• _Task brief_
Show every line containing "установки" by copying it.

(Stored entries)
=====

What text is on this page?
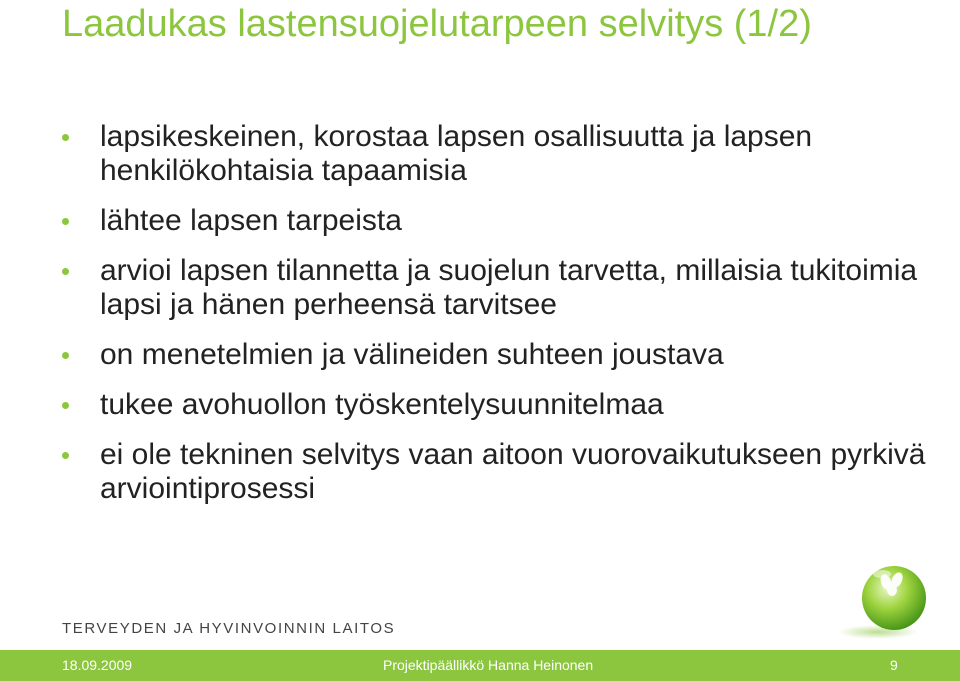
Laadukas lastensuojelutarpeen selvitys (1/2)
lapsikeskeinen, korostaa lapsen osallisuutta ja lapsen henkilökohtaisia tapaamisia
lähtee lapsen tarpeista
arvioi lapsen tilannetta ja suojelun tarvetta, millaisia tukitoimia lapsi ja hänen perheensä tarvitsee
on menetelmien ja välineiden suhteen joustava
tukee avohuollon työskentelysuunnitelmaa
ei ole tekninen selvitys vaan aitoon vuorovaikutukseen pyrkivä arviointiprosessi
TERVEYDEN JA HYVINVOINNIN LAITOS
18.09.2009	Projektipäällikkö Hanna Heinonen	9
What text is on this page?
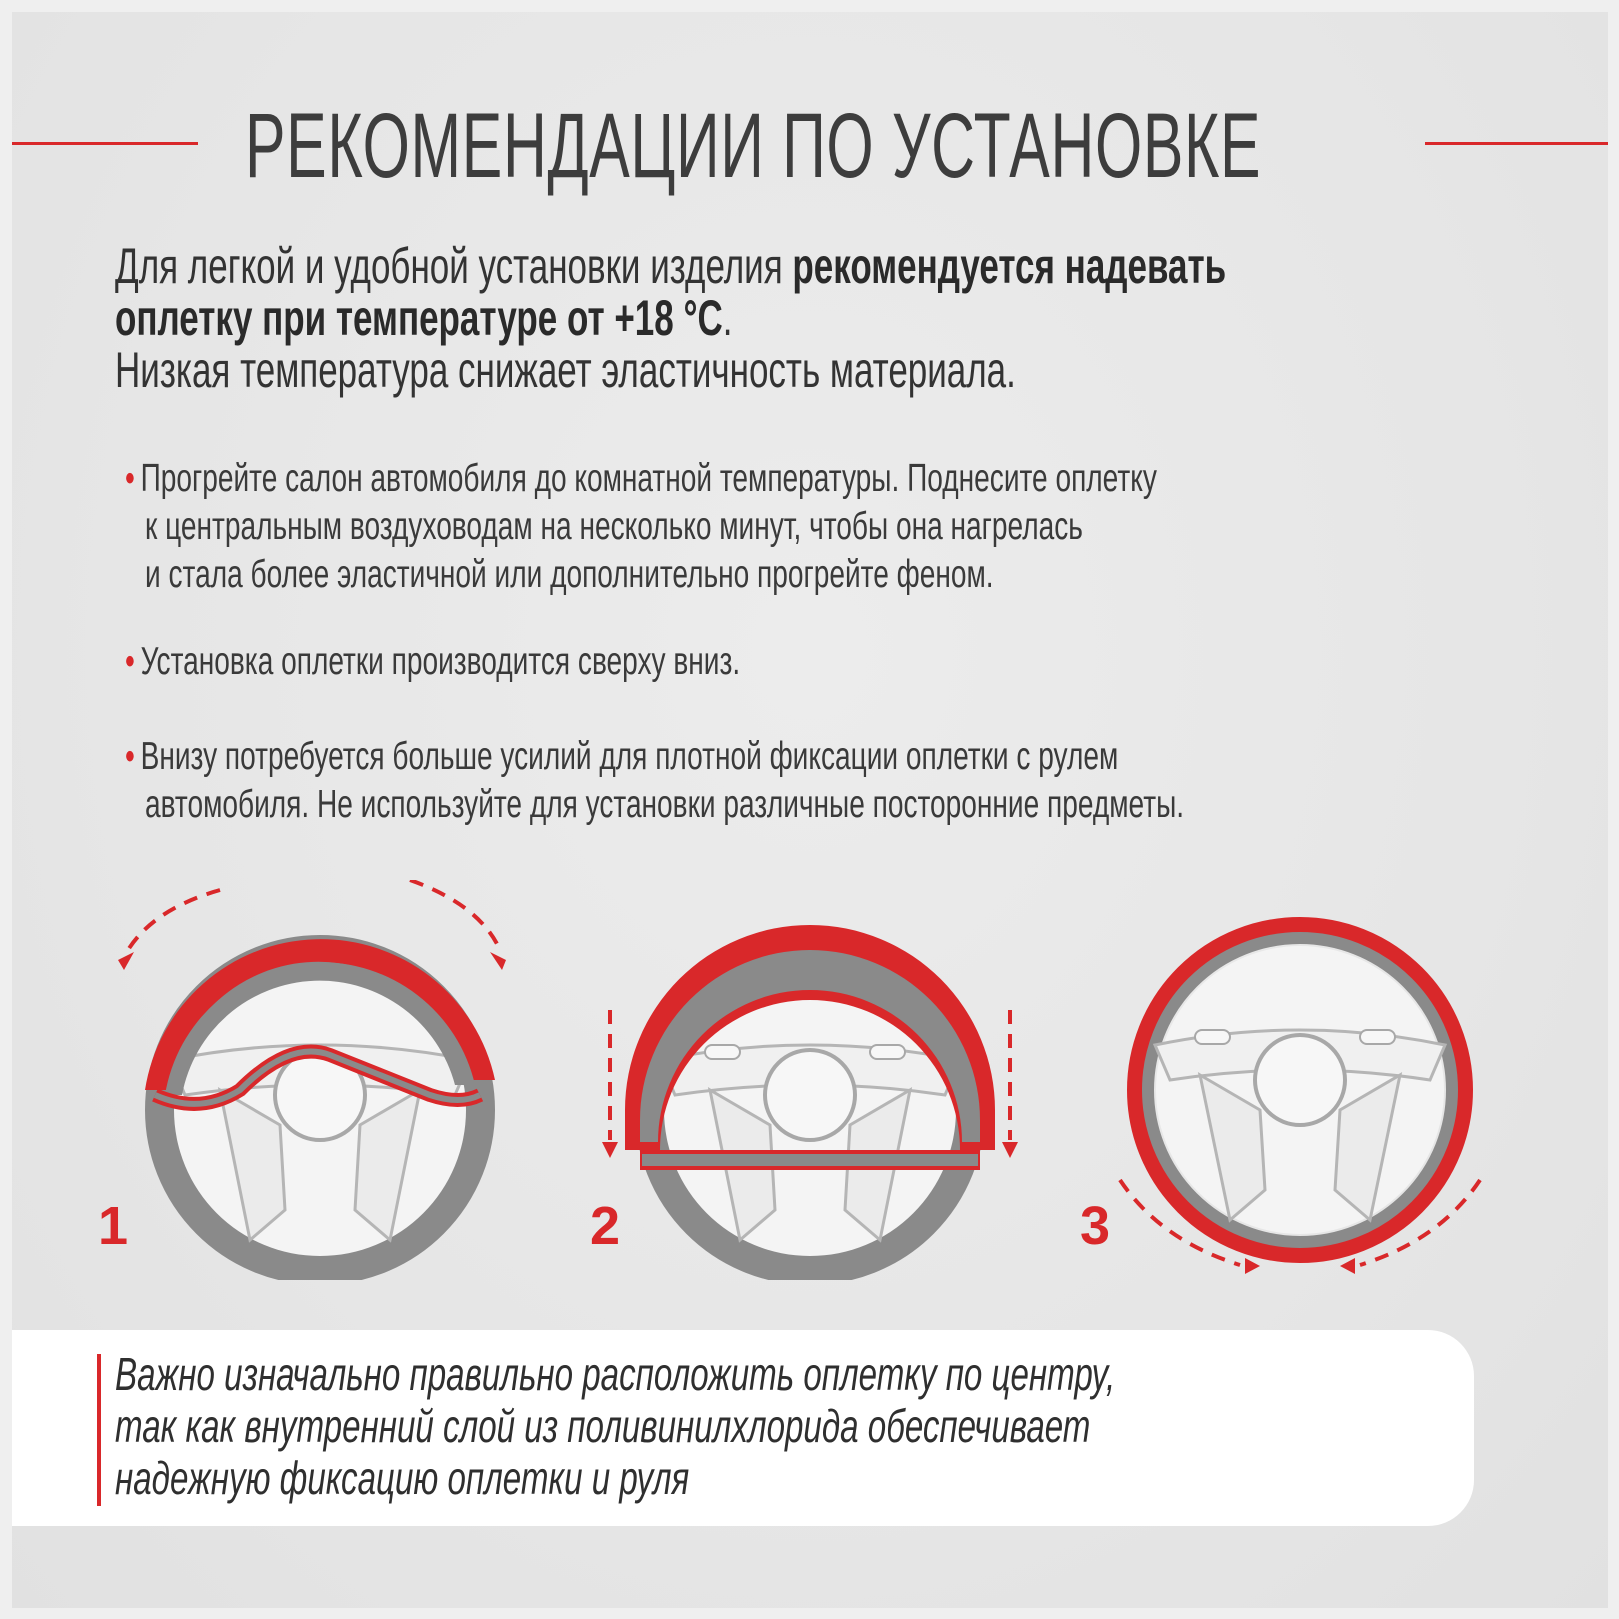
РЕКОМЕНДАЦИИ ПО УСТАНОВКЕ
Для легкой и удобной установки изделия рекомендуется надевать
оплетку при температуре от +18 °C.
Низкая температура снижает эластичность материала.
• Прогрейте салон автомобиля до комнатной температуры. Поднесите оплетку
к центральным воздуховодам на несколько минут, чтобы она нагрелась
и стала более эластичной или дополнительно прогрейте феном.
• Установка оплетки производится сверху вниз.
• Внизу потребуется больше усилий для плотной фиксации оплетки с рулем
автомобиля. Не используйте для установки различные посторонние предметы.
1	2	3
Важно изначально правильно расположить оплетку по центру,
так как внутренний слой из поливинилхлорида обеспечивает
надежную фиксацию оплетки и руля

=====

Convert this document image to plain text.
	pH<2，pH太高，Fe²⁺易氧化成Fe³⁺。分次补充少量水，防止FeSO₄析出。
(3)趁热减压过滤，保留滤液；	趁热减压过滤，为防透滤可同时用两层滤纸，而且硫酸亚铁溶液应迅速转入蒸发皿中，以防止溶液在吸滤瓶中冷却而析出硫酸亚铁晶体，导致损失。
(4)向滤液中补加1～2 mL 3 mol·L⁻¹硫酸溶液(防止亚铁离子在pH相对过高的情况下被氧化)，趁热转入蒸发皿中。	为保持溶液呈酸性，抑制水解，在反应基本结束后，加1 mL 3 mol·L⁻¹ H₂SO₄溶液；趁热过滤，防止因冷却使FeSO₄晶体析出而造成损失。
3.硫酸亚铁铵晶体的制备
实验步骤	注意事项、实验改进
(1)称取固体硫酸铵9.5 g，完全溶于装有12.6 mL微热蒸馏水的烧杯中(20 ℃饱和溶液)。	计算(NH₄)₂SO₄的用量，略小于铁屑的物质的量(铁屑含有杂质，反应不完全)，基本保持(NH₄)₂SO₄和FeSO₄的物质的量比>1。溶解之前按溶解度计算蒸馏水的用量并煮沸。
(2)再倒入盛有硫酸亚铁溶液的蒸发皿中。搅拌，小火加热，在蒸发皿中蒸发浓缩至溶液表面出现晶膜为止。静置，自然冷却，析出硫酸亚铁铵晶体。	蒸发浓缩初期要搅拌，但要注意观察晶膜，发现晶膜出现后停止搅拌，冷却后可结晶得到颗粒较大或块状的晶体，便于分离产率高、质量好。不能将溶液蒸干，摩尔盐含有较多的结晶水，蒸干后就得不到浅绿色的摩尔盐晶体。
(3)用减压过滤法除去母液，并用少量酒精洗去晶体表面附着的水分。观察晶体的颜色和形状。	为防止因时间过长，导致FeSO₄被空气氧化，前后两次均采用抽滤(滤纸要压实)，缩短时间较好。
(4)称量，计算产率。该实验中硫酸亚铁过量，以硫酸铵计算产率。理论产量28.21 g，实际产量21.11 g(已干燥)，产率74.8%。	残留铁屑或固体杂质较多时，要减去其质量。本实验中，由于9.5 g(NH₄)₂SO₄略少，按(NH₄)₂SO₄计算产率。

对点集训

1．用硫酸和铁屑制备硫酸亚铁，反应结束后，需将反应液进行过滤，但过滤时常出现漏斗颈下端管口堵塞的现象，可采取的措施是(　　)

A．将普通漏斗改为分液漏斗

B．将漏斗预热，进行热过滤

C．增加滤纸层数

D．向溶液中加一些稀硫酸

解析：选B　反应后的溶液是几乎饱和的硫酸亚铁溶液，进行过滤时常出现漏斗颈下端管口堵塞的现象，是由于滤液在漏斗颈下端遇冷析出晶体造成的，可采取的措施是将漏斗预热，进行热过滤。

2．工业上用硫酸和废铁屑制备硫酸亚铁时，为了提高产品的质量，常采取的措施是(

=====

• _Written solution_
Для легкой и удобной установки изделия рекомендуется надевать
автомобиля. Не используйте для установки различные посторонние предметы.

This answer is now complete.